### Opdrachten
**A)** Neem uit de forumdraad letterlijk het stuk over tussen "Maar dat komt" en "zeikerd bent ofzo.", beide inbegrepen.
**B)** Zonder wat kun je volgens Basco in de forumdraad niet geloven?
**C)** Vul de forumdraad over huilen bij het lezen van de Koran alsjeblieft aan met een vervolg dat begint na de laatste zin.

### Brontekst
..............................

#  > Islam >  > Koran >  Ik moet huilen als ik de koran lees

## samira_riffia

Het is zo mooi, ik heb er geen woorden voor.
Als ik in de koran begin te lezen vraag ik mezelf af is er zoveel geraagd iedere dag een stuk lezen, op tijd bidden. Weet je dan komen de tranen, vergeeft Allah mijn broers ooit, mij de moslims die toch niet doen wat er niet in de koran staat, alcohol drinken snak uit de automaat en we weten het allemaal da het haram is maar de meeste doen het toch. Ik probeer ze op school te overtuigen dat het haram is maar dan zegen ze het is maar kip het is maar zus het is maar dat doe wat je niet laten kan zeg ik dan als ik het maar niet die.

----------


## Aicha19

Salaam ught

Echt mooi dat je moet huilen als je de Koran leest Subhanallah!
Maar dat komt ook omdat er DE WAARHEID in staat, en zoveel mensen het niet doorhebben dat wat daar in staat DE WAARHEID is Al Hamdoulillah  :haha:  

Wa salaam Aicha!

----------


## Hamza-T

Salaam Aleikoem zuster ik herkende mijzelf erin dat je tegen moslims zegt dit is haram en dit is fard en ze kijken je aan alsof je een zeikerd bent ofzo.
Dat doet me veel verdriet.

----------


## Basco

[GLOW=green]Zonder gevoel/emotie kan je naar mijn idee niet geloven, daar ben jij een mooi voorbeeld van. Het raakt je, mooi.

..............................

Overzichten van elementlocaties:
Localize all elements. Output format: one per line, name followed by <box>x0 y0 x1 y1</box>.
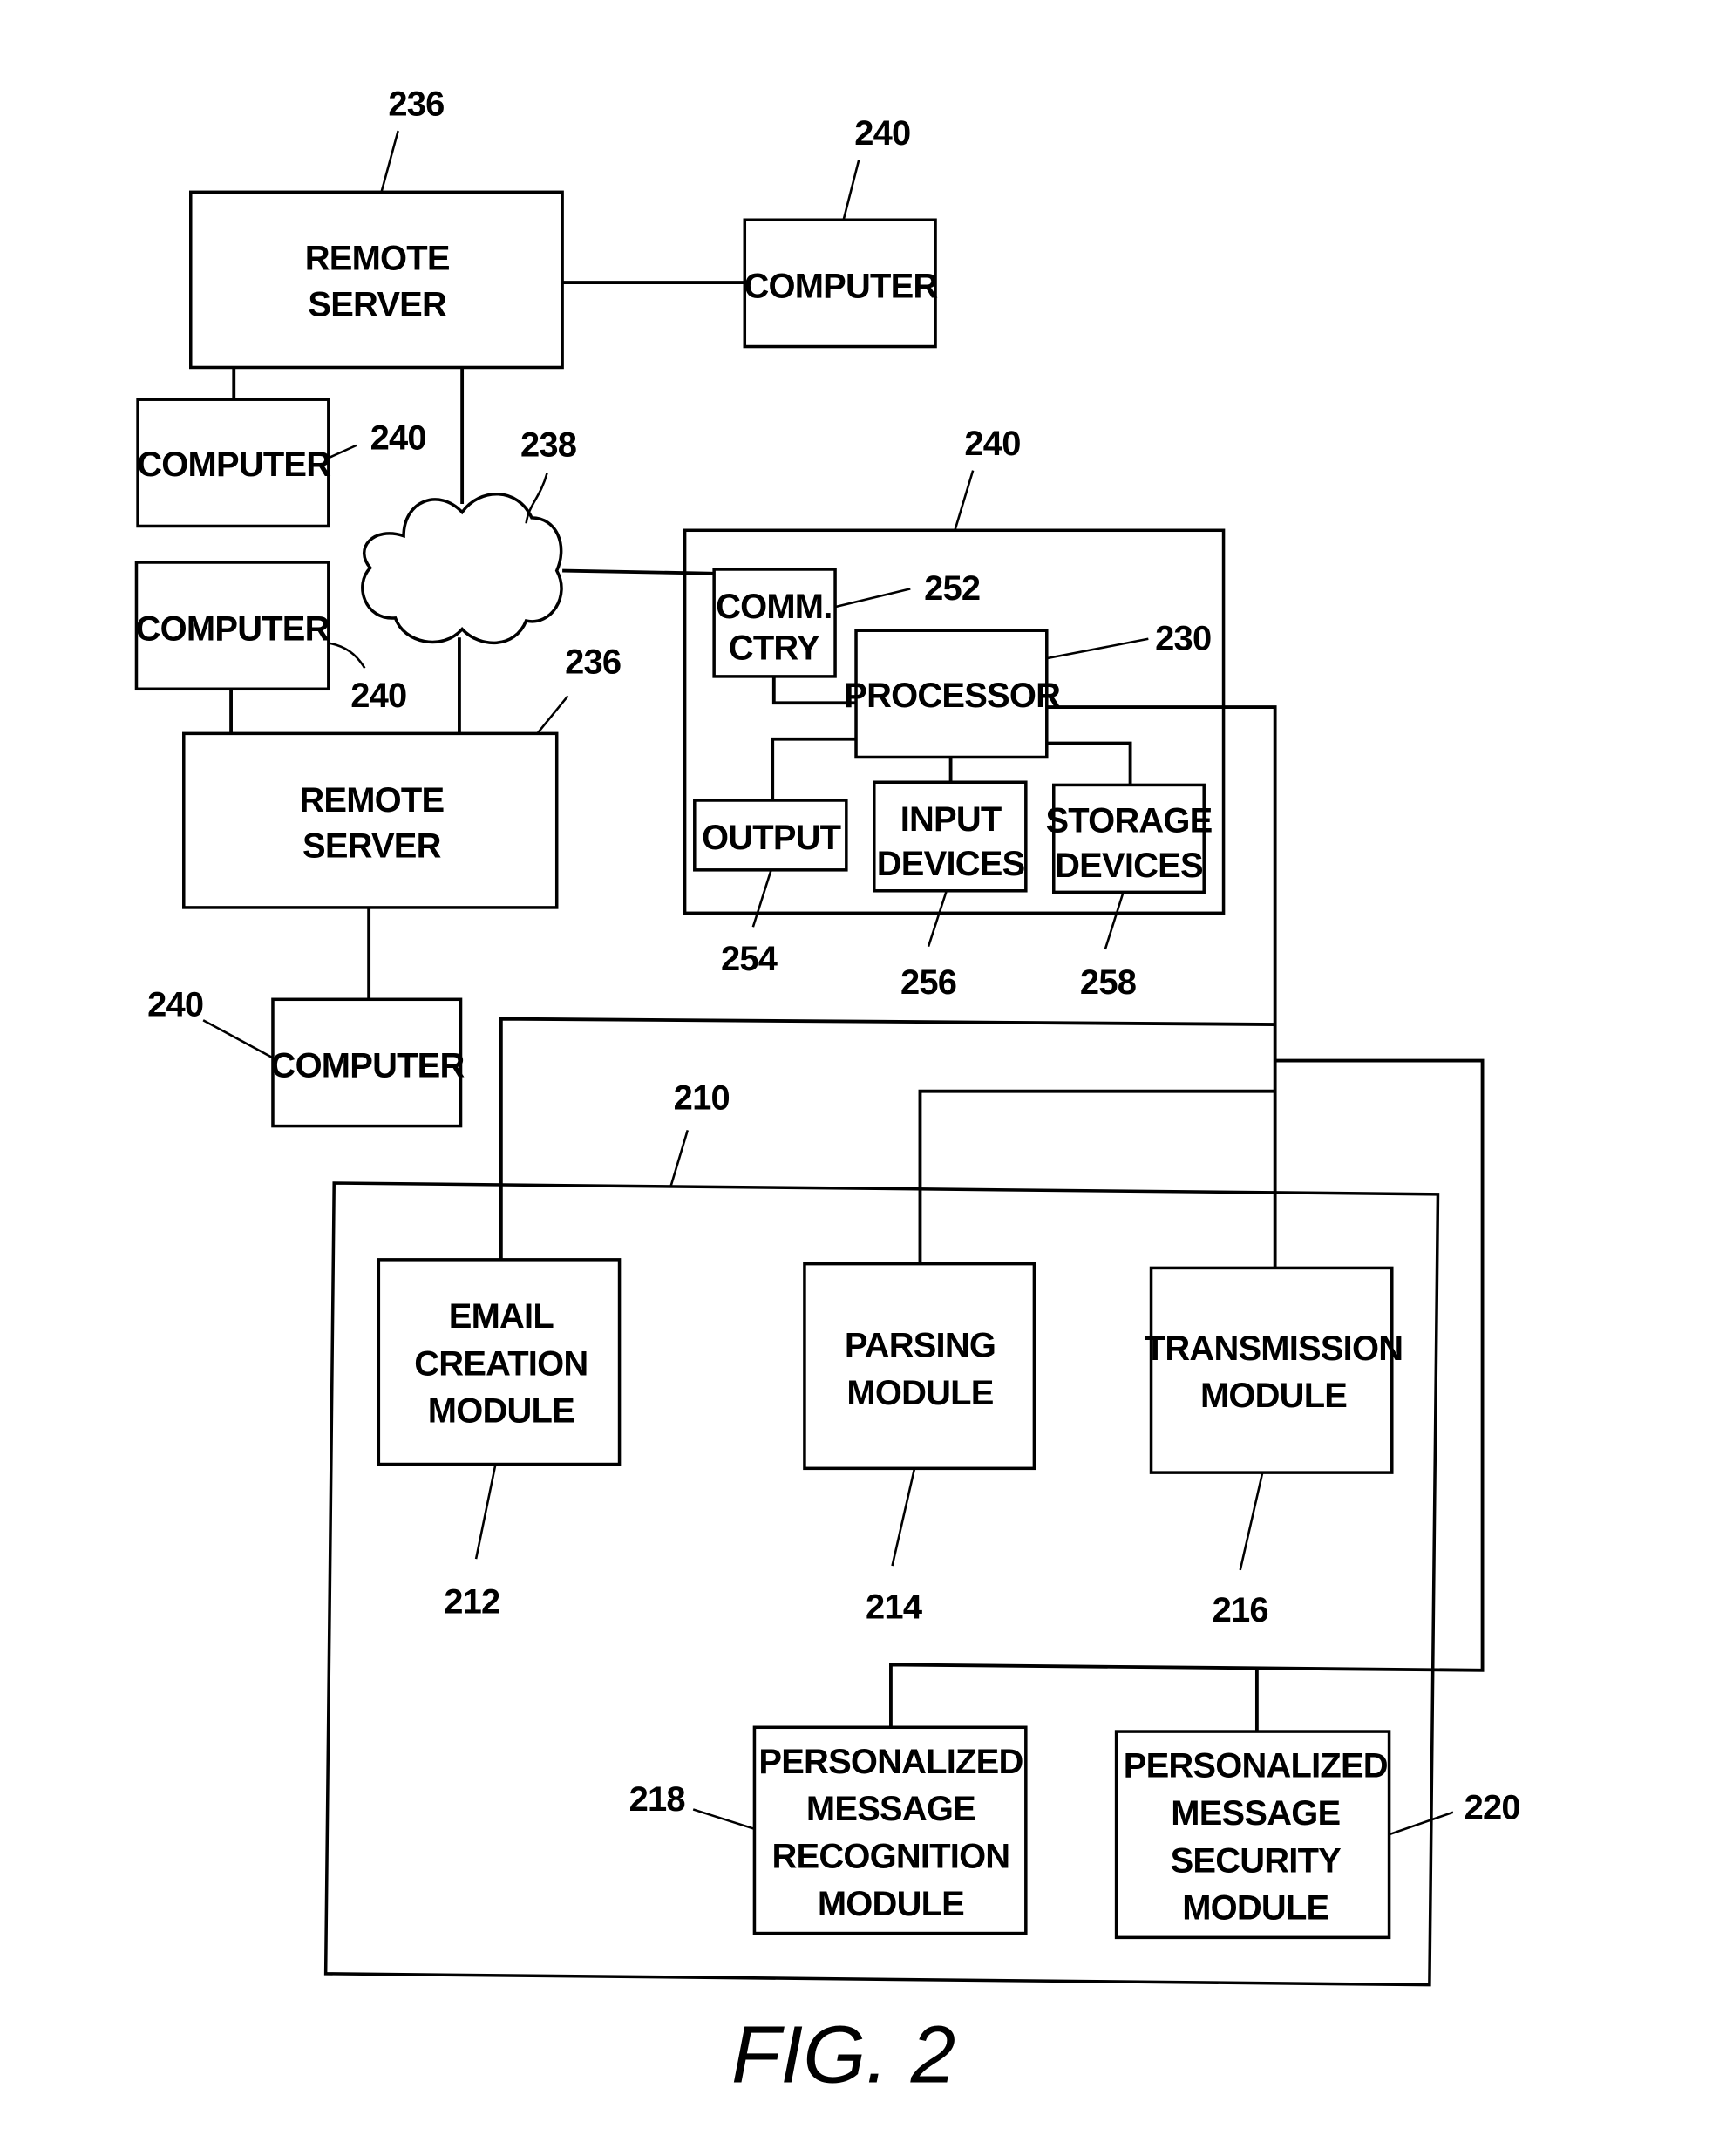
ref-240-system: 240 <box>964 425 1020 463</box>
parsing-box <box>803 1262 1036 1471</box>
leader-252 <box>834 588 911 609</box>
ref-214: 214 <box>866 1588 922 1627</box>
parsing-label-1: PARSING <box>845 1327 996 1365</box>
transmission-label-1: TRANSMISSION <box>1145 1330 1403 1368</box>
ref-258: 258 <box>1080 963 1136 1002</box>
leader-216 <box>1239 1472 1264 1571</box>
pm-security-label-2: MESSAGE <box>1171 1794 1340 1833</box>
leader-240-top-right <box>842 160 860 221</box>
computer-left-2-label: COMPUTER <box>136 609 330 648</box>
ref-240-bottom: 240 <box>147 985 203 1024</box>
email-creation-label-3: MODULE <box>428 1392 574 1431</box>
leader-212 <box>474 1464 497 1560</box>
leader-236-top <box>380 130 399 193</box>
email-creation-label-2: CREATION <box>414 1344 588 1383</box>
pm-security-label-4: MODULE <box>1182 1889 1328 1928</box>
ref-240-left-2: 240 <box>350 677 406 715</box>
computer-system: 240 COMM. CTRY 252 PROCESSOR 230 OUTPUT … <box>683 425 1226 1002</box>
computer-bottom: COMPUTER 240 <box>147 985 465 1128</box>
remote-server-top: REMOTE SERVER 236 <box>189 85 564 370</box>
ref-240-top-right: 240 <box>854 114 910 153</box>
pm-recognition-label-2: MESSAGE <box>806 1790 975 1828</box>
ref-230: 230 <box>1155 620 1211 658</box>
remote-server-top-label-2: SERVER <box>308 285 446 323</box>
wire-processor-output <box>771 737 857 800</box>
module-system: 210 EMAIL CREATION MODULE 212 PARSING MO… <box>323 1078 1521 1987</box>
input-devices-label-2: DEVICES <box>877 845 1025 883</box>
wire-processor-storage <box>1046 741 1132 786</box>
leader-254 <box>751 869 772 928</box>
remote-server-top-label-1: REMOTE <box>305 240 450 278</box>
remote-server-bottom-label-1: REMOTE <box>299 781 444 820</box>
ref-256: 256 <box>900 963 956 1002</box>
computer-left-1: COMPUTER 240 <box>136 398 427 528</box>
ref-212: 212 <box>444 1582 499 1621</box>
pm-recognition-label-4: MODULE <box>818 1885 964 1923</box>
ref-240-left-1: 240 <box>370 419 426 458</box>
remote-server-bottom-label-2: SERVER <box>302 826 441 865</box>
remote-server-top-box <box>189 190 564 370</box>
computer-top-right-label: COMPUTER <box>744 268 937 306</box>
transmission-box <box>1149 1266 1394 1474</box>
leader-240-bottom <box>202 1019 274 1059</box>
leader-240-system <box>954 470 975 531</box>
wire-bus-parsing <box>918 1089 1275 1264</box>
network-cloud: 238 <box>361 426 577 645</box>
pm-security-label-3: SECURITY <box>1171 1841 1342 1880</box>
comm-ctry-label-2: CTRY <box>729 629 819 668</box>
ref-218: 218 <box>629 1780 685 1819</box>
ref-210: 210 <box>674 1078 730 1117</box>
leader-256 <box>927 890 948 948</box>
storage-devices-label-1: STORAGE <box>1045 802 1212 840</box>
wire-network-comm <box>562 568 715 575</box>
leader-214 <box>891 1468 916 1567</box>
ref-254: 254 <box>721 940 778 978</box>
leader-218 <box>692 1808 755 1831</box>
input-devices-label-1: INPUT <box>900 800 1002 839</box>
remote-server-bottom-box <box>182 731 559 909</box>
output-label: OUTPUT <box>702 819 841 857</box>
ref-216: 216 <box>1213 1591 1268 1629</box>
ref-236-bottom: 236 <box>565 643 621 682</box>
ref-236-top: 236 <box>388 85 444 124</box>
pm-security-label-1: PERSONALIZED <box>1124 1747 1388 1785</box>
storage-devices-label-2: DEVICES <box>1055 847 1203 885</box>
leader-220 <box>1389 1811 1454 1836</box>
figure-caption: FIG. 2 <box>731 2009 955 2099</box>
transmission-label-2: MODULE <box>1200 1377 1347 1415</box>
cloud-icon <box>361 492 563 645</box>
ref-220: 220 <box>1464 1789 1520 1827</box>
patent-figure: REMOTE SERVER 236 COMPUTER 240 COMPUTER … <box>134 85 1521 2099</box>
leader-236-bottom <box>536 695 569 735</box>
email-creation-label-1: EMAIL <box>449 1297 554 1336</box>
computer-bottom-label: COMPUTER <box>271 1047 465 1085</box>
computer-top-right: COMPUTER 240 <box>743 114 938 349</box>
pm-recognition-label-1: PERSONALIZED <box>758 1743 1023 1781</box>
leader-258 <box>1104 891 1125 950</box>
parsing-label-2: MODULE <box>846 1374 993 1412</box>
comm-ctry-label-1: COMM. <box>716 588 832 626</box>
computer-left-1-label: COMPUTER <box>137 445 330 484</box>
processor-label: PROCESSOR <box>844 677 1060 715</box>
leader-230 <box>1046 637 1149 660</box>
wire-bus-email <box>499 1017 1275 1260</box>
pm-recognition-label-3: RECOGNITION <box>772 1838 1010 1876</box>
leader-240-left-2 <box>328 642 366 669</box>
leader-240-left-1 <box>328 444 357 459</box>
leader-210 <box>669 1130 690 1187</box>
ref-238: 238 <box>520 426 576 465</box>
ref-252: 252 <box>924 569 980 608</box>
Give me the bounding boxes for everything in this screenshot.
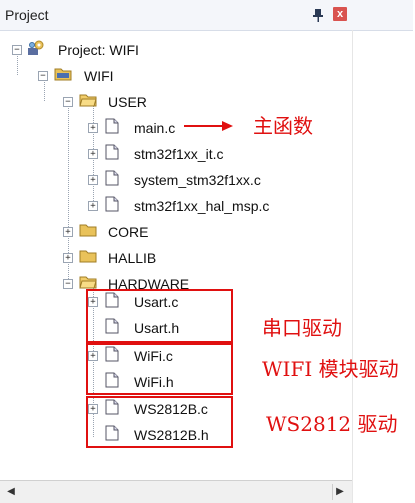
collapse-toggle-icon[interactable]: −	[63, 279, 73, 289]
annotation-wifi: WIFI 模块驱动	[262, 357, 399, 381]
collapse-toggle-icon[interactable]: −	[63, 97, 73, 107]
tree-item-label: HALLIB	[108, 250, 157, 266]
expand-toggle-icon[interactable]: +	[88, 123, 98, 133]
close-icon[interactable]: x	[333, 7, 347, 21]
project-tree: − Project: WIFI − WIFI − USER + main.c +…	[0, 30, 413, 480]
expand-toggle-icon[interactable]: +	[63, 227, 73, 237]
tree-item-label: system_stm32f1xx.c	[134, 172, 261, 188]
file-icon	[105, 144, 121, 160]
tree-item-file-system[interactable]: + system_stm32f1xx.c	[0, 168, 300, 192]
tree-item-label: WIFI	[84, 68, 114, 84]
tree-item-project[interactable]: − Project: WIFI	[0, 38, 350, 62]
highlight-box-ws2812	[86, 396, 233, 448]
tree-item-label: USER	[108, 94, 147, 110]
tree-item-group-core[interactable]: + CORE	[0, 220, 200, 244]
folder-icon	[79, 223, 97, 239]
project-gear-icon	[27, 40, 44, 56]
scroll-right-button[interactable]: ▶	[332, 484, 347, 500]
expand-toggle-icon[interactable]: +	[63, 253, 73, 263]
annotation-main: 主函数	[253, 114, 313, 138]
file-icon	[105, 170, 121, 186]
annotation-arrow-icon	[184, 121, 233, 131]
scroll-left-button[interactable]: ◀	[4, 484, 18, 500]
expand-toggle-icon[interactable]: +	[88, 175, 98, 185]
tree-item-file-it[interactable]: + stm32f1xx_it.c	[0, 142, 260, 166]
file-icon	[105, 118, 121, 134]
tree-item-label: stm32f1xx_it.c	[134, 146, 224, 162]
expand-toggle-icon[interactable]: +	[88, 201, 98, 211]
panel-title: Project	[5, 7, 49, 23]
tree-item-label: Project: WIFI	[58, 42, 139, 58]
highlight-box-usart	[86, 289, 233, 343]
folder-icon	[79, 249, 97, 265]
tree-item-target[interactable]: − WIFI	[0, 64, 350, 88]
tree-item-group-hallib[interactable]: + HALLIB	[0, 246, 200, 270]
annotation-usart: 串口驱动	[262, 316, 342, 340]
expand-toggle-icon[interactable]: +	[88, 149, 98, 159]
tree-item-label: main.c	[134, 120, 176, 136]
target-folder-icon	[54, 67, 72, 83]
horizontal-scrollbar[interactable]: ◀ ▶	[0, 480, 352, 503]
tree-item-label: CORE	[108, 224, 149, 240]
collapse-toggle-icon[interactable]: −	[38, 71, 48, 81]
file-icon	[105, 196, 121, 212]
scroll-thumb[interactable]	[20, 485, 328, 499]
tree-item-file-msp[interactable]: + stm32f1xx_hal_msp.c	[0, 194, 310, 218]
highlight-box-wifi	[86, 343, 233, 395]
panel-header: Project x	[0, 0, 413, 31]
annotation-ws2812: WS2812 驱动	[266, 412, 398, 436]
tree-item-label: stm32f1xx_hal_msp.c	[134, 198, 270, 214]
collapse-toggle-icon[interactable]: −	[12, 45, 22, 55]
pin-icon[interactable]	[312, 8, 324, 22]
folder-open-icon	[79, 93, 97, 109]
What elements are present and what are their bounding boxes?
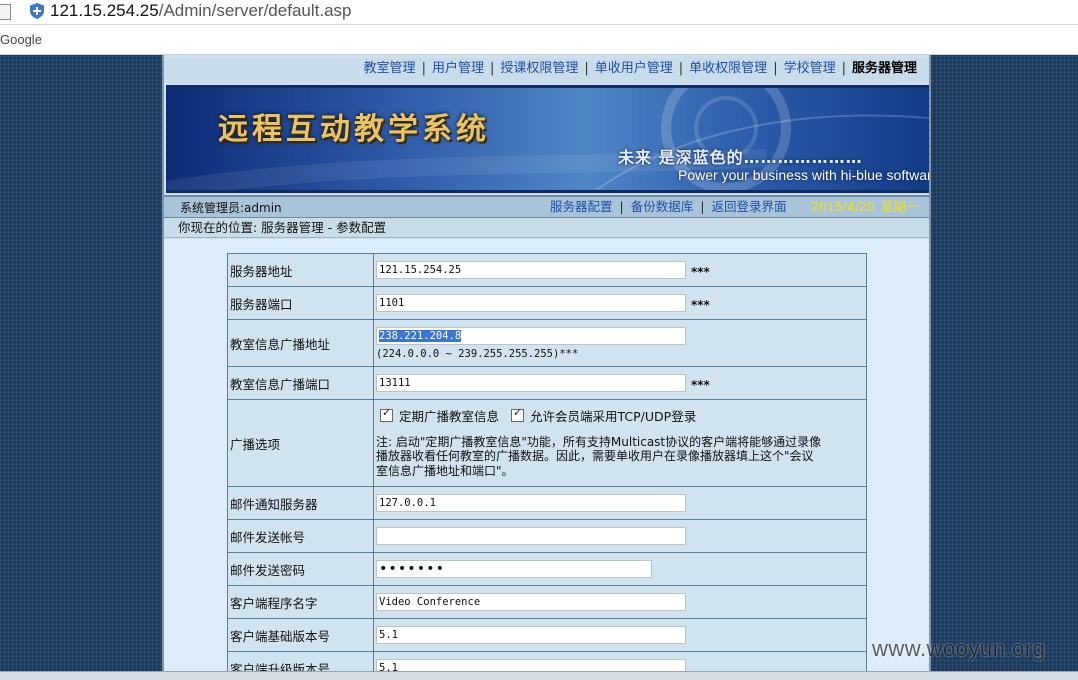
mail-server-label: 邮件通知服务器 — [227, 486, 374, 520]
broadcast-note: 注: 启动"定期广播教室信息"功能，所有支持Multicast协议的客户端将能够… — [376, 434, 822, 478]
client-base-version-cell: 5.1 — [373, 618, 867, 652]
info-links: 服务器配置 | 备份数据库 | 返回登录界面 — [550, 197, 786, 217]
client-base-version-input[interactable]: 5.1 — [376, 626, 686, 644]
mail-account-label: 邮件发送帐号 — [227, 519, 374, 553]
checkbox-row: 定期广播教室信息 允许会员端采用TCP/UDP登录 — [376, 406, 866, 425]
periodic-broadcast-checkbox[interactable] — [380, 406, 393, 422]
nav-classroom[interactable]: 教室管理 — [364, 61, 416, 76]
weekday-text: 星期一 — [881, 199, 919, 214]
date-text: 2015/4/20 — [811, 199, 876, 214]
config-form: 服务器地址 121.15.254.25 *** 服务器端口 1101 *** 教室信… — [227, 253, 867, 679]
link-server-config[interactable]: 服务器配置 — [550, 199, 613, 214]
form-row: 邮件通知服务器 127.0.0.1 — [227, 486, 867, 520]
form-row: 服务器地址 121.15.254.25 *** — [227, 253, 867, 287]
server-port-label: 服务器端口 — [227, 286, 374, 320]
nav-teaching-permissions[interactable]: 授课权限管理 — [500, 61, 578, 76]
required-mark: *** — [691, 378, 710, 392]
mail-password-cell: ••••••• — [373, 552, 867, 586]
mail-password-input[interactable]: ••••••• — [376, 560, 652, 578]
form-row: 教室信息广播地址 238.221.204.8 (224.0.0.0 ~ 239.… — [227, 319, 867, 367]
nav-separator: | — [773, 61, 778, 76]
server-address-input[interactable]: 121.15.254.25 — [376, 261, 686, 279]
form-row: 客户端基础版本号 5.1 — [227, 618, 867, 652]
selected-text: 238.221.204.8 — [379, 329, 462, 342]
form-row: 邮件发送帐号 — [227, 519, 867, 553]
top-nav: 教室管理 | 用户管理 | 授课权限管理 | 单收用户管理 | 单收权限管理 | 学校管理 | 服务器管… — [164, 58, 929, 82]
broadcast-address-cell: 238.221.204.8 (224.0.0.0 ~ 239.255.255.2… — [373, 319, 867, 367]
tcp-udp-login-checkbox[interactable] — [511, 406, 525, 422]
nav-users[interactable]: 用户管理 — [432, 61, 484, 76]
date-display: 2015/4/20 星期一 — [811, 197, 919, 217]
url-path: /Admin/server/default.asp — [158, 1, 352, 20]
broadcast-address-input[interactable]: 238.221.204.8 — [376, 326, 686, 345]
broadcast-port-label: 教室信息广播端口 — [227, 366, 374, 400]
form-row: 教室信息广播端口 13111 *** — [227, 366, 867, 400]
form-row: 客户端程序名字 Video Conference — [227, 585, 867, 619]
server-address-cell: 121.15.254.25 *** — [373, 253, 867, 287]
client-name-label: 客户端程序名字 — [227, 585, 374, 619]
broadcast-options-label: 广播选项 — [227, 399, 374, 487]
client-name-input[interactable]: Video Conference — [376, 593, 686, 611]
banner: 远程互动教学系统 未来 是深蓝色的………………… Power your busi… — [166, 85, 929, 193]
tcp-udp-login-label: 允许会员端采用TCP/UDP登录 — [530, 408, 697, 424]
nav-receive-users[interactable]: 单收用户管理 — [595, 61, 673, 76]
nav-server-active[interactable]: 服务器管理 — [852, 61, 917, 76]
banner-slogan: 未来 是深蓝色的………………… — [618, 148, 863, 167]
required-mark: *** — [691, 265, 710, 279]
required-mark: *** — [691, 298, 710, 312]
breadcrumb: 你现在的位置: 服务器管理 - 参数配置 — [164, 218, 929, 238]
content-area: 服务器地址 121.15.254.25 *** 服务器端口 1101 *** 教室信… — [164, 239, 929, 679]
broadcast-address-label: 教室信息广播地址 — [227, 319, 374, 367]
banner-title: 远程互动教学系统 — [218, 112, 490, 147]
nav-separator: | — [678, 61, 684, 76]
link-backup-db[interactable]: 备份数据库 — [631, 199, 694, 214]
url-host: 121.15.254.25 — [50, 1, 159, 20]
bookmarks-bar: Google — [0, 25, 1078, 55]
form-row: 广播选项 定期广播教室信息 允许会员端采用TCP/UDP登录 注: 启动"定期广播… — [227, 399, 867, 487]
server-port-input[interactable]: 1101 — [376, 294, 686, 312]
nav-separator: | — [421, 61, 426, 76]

..............................

### Antwoorden
**A)**
Maar dat komt ook omdat er DE WAARHEID in staat, en zoveel mensen het niet doorhebben dat wat daar in staat DE WAARHEID is Al Hamdoulillah  :haha:  

Wa salaam Aicha!

----------


## Hamza-T

Salaam Aleikoem zuster ik herkende mijzelf erin dat je tegen moslims zegt dit is haram en dit is fard en ze kijken je aan alsof je een zeikerd bent ofzo.

**B)** Zonder gevoel of emotie.

**C)**
[/GLOW]

----------


## mjido

De meeste vragen zich af waarom ze wel niet zullen huilen tijdens het lezen van de koran.Ik heb aan een imam gevraagd waarom dat zo is.Als antwoord van de imam kreeg ik dat de mens tijdens het lezen van het koran erachter komt dat hij nu nog zondes begaat of dat hij nog veel moet leren voor dat degene pas klan zeggen ik ben een echte moslim.

----------


## dalilah

Assalamoe 3alykoem zuster,

ik vind het alleen maar een goed teken dan je van het luisteren of lezen van de heilige koran moet huilen. Mensen die huilen beseffen wat er in het hiernamaals allemaal gaat gebeuren.Daarmee wil ik niet zeggen van de mensen die niet huilen als ze de heilige koran horen of lezen dat ze dat niet weten ofzo. moehim laten we tot ALLAH bidden dat hij ons op de rechte pad leid.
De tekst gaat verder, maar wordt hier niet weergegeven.